--- start of RECORDS FOR PROCESSING ---
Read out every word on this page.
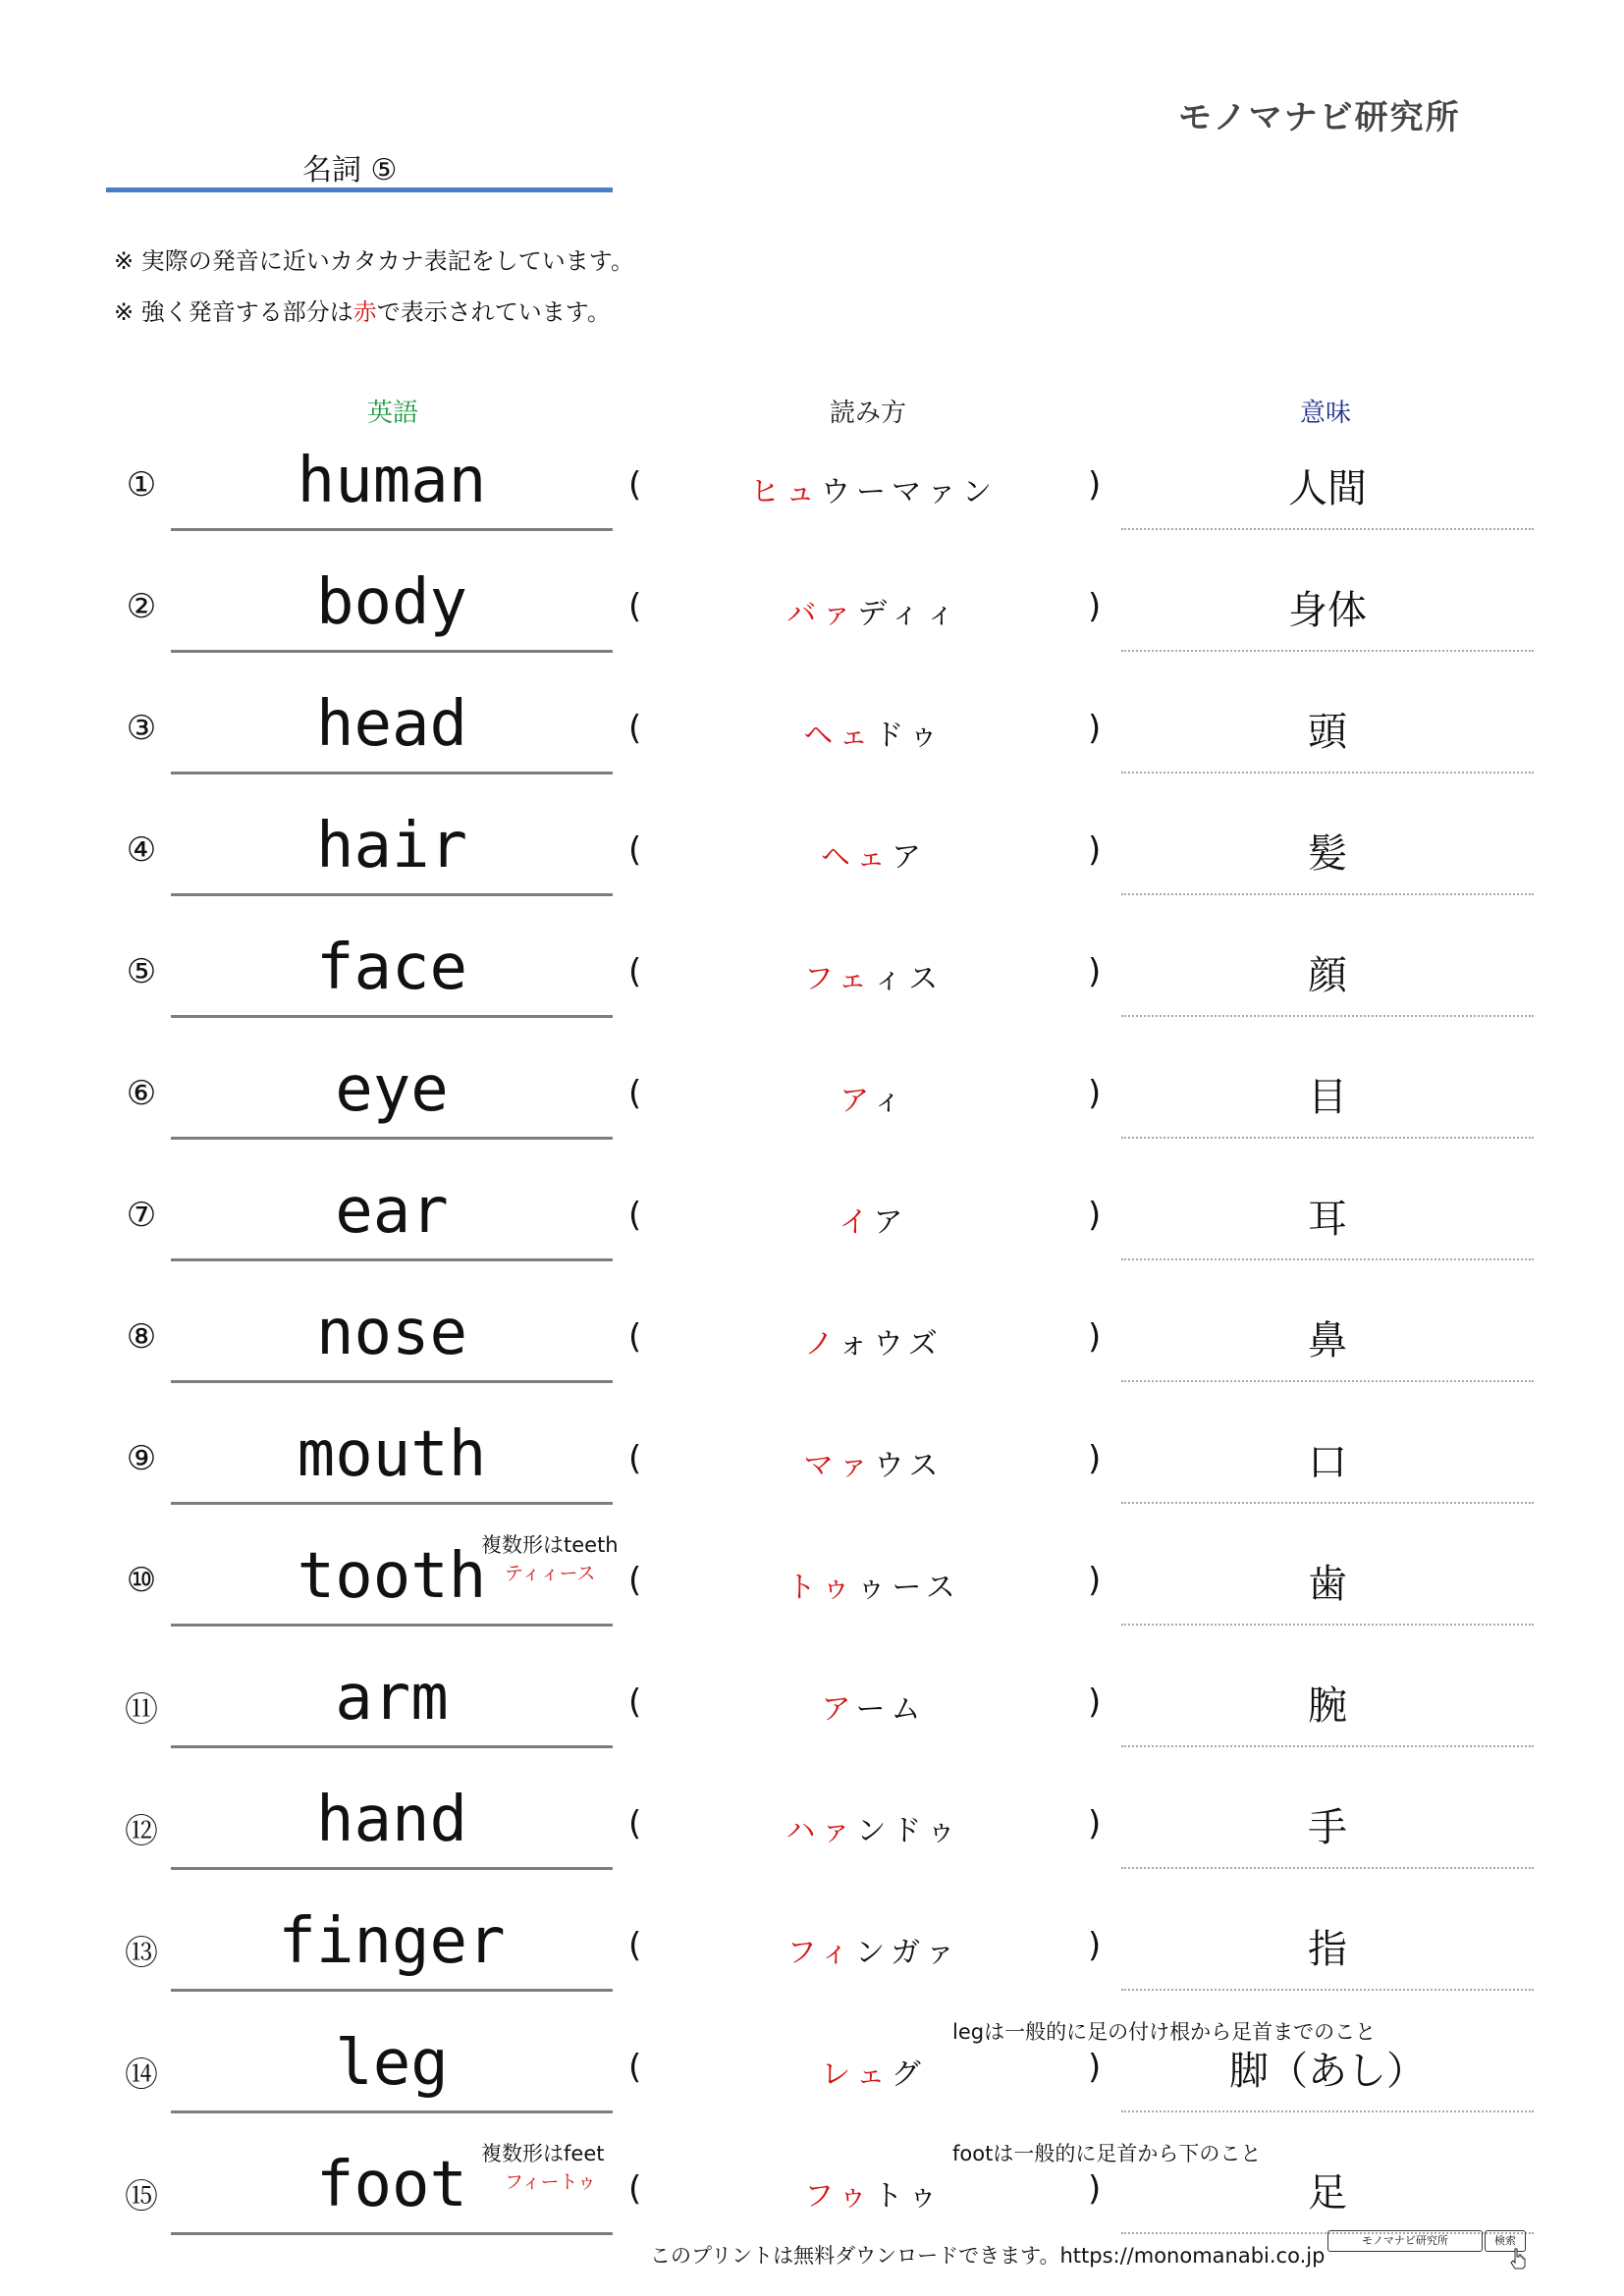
モノマナビ研究所
名詞 ⑤
※ 実際の発音に近いカタカナ表記をしています。
※ 強く発音する部分は赤で表示されています。
英語	読み方	意味
①	human	(	ヒュウーマァン	)	人間
②	body	(	バァディィ	)	身体
③	head	(	ヘェドゥ	)	頭
④	hair	(	ヘェア	)	髪
⑤	face	(	フェィス	)	顔
⑥	eye	(	アィ	)	目
⑦	ear	(	イア	)	耳
⑧	nose	(	ノォウズ	)	鼻
⑨	mouth	(	マァウス	)	口
⑩	tooth	(	トゥゥース	)	歯
複数形はteeth
ティィース
⑪	arm	(	アーム	)	腕
⑫	hand	(	ハァンドゥ	)	手
⑬	finger	(	フィンガァ	)	指
⑭	leg	(	レェグ	)	脚（あし）
legは一般的に足の付け根から足首までのこと
⑮	foot	(	フゥトゥ	)	足
複数形はfeet
フィートゥ
footは一般的に足首から下のこと
このプリントは無料ダウンロードできます。https://monomanabi.co.jp
モノマナビ研究所	検索
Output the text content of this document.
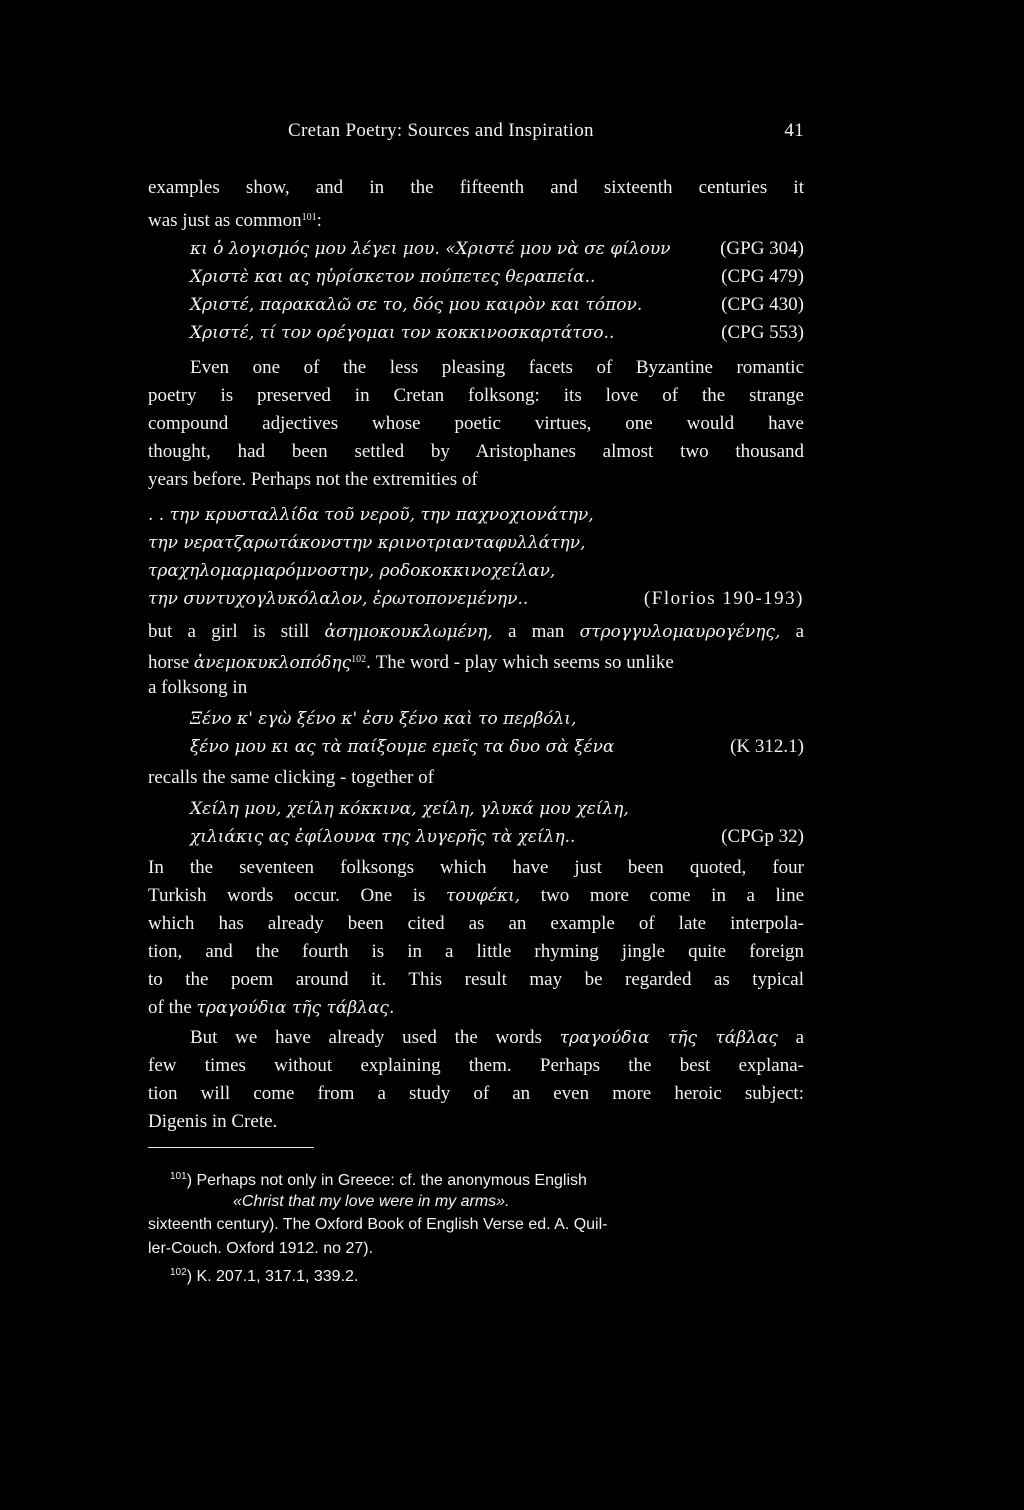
Cretan Poetry: Sources and Inspiration	41
examples show, and in the fifteenth and sixteenth centuries it
was just as common$^{101}$:
κι ὁ λογισμός μου λέγει μου. «Χριστέ μου νὰ σε φίλουν	(GPG 304)
Χριστὲ και ας ηὑρίσκετον πούπετες θεραπεία..	(CPG 479)
Χριστέ, παρακαλῶ σε το, δός μου καιρὸν και τόπον.	(CPG 430)
Χριστέ, τί τον ορέγομαι τον κοκκινοσκαρτάτσο..	(CPG 553)
Even one of the less pleasing facets of Byzantine romantic
poetry is preserved in Cretan folksong: its love of the strange
compound adjectives whose poetic virtues, one would have
thought, had been settled by Aristophanes almost two thousand
years before. Perhaps not the extremities of
. . την κρυσταλλίδα τοῦ νεροῦ, την παχνοχιονάτην,
την νερατζαρωτάκονστην κρινοτριανταφυλλάτην,
τραχηλομαρμαρόμνοστην, ροδοκοκκινοχείλαν,
την συντυχογλυκόλαλον, ἐρωτοπονεμένην..	(Florios 190-193)
but a girl is still ἀσημοκουκλωμένη, a man στρογγυλομαυρογένης, a
horse ἀνεμοκυκλοπόδης$^{102}$. The word - play which seems so unlike
a folksong in
Ξένο κ' εγὼ ξένο κ' ἐσυ ξένο καὶ το περβόλι,
ξένο μου κι ας τὰ παίξουμε εμεῖς τα δυο σὰ ξένα	(K 312.1)
recalls the same clicking - together of
Χείλη μου, χείλη κόκκινα, χείλη, γλυκά μου χείλη,
χιλιάκις ας ἐφίλουνα της λυγερῆς τὰ χείλη..	(CPGp 32)
In the seventeen folksongs which have just been quoted, four
Turkish words occur. One is τουφέκι, two more come in a line
which has already been cited as an example of late interpola-
tion, and the fourth is in a little rhyming jingle quite foreign
to the poem around it. This result may be regarded as typical
of the τραγούδια τῆς τάβλας.
But we have already used the words τραγούδια τῆς τάβλας a
few times without explaining them. Perhaps the best explana-
tion will come from a study of an even more heroic subject:
Digenis in Crete.
$^{101}$) Perhaps not only in Greece: cf. the anonymous English
«Christ that my love were in my arms».
sixteenth century). The Oxford Book of English Verse ed. A. Quil-
ler-Couch. Oxford 1912. no 27).
$^{102}$) K. 207.1, 317.1, 339.2.
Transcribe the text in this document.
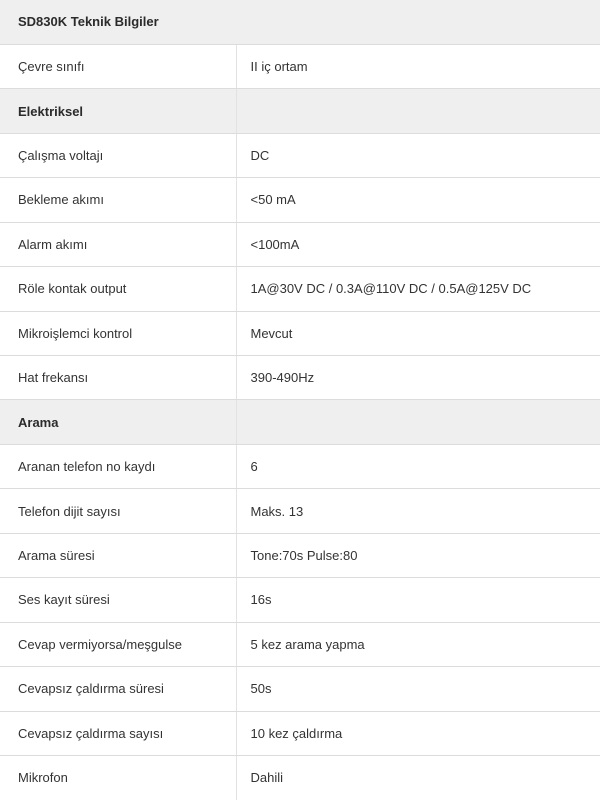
SD830K Teknik Bilgiler	
Çevre sınıfı	II iç ortam
Elektriksel	
Çalışma voltajı	DC
Bekleme akımı	<50 mA
Alarm akımı	<100mA
Röle kontak output	1A@30V DC / 0.3A@110V DC / 0.5A@125V DC
Mikroişlemci kontrol	Mevcut
Hat frekansı	390-490Hz
Arama	
Aranan telefon no kaydı	6
Telefon dijit sayısı	Maks. 13
Arama süresi	Tone:70s Pulse:80
Ses kayıt süresi	16s
Cevap vermiyorsa/meşgulse	5 kez arama yapma
Cevapsız çaldırma süresi	50s
Cevapsız çaldırma sayısı	10 kez çaldırma
Mikrofon	Dahili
--- end of RECORDS FOR PROCESSING ---
Ignore the images and quote every line of the listing exactly.

Read out every word on this page.
モノマナビ研究所
名詞 ⑤
※ 実際の発音に近いカタカナ表記をしています。
※ 強く発音する部分は赤で表示されています。
英語	読み方	意味
①	human	(	ヒュウーマァン	)	人間
②	body	(	バァディィ	)	身体
③	head	(	ヘェドゥ	)	頭
④	hair	(	ヘェア	)	髪
⑤	face	(	フェィス	)	顔
⑥	eye	(	アィ	)	目
⑦	ear	(	イア	)	耳
⑧	nose	(	ノォウズ	)	鼻
⑨	mouth	(	マァウス	)	口
⑩	tooth	(	トゥゥース	)	歯
複数形はteeth
ティィース
⑪	arm	(	アーム	)	腕
⑫	hand	(	ハァンドゥ	)	手
⑬	finger	(	フィンガァ	)	指
⑭	leg	(	レェグ	)	脚（あし）
legは一般的に足の付け根から足首までのこと
⑮	foot	(	フゥトゥ	)	足
複数形はfeet
フィートゥ
footは一般的に足首から下のこと
このプリントは無料ダウンロードできます。https://monomanabi.co.jp
モノマナビ研究所	検索
Output the text content of this document.
Cretan Poetry: Sources and Inspiration	41
examples show, and in the fifteenth and sixteenth centuries it
was just as common$^{101}$:
κι ὁ λογισμός μου λέγει μου. «Χριστέ μου νὰ σε φίλουν	(GPG 304)
Χριστὲ και ας ηὑρίσκετον πούπετες θεραπεία..	(CPG 479)
Χριστέ, παρακαλῶ σε το, δός μου καιρὸν και τόπον.	(CPG 430)
Χριστέ, τί τον ορέγομαι τον κοκκινοσκαρτάτσο..	(CPG 553)
Even one of the less pleasing facets of Byzantine romantic
poetry is preserved in Cretan folksong: its love of the strange
compound adjectives whose poetic virtues, one would have
thought, had been settled by Aristophanes almost two thousand
years before. Perhaps not the extremities of
. . την κρυσταλλίδα τοῦ νεροῦ, την παχνοχιονάτην,
την νερατζαρωτάκονστην κρινοτριανταφυλλάτην,
τραχηλομαρμαρόμνοστην, ροδοκοκκινοχείλαν,
την συντυχογλυκόλαλον, ἐρωτοπονεμένην..	(Florios 190-193)
but a girl is still ἀσημοκουκλωμένη, a man στρογγυλομαυρογένης, a
horse ἀνεμοκυκλοπόδης$^{102}$. The word - play which seems so unlike
a folksong in
Ξένο κ' εγὼ ξένο κ' ἐσυ ξένο καὶ το περβόλι,
ξένο μου κι ας τὰ παίξουμε εμεῖς τα δυο σὰ ξένα	(K 312.1)
recalls the same clicking - together of
Χείλη μου, χείλη κόκκινα, χείλη, γλυκά μου χείλη,
χιλιάκις ας ἐφίλουνα της λυγερῆς τὰ χείλη..	(CPGp 32)
In the seventeen folksongs which have just been quoted, four
Turkish words occur. One is τουφέκι, two more come in a line
which has already been cited as an example of late interpola-
tion, and the fourth is in a little rhyming jingle quite foreign
to the poem around it. This result may be regarded as typical
of the τραγούδια τῆς τάβλας.
But we have already used the words τραγούδια τῆς τάβλας a
few times without explaining them. Perhaps the best explana-
tion will come from a study of an even more heroic subject:
Digenis in Crete.
$^{101}$) Perhaps not only in Greece: cf. the anonymous English
«Christ that my love were in my arms».
sixteenth century). The Oxford Book of English Verse ed. A. Quil-
ler-Couch. Oxford 1912. no 27).
$^{102}$) K. 207.1, 317.1, 339.2.
Transcribe the text in this document.
SD830K Teknik Bilgiler	
Çevre sınıfı	II iç ortam
Elektriksel	
Çalışma voltajı	DC
Bekleme akımı	<50 mA
Alarm akımı	<100mA
Röle kontak output	1A@30V DC / 0.3A@110V DC / 0.5A@125V DC
Mikroişlemci kontrol	Mevcut
Hat frekansı	390-490Hz
Arama	
Aranan telefon no kaydı	6
Telefon dijit sayısı	Maks. 13
Arama süresi	Tone:70s Pulse:80
Ses kayıt süresi	16s
Cevap vermiyorsa/meşgulse	5 kez arama yapma
Cevapsız çaldırma süresi	50s
Cevapsız çaldırma sayısı	10 kez çaldırma
Mikrofon	Dahili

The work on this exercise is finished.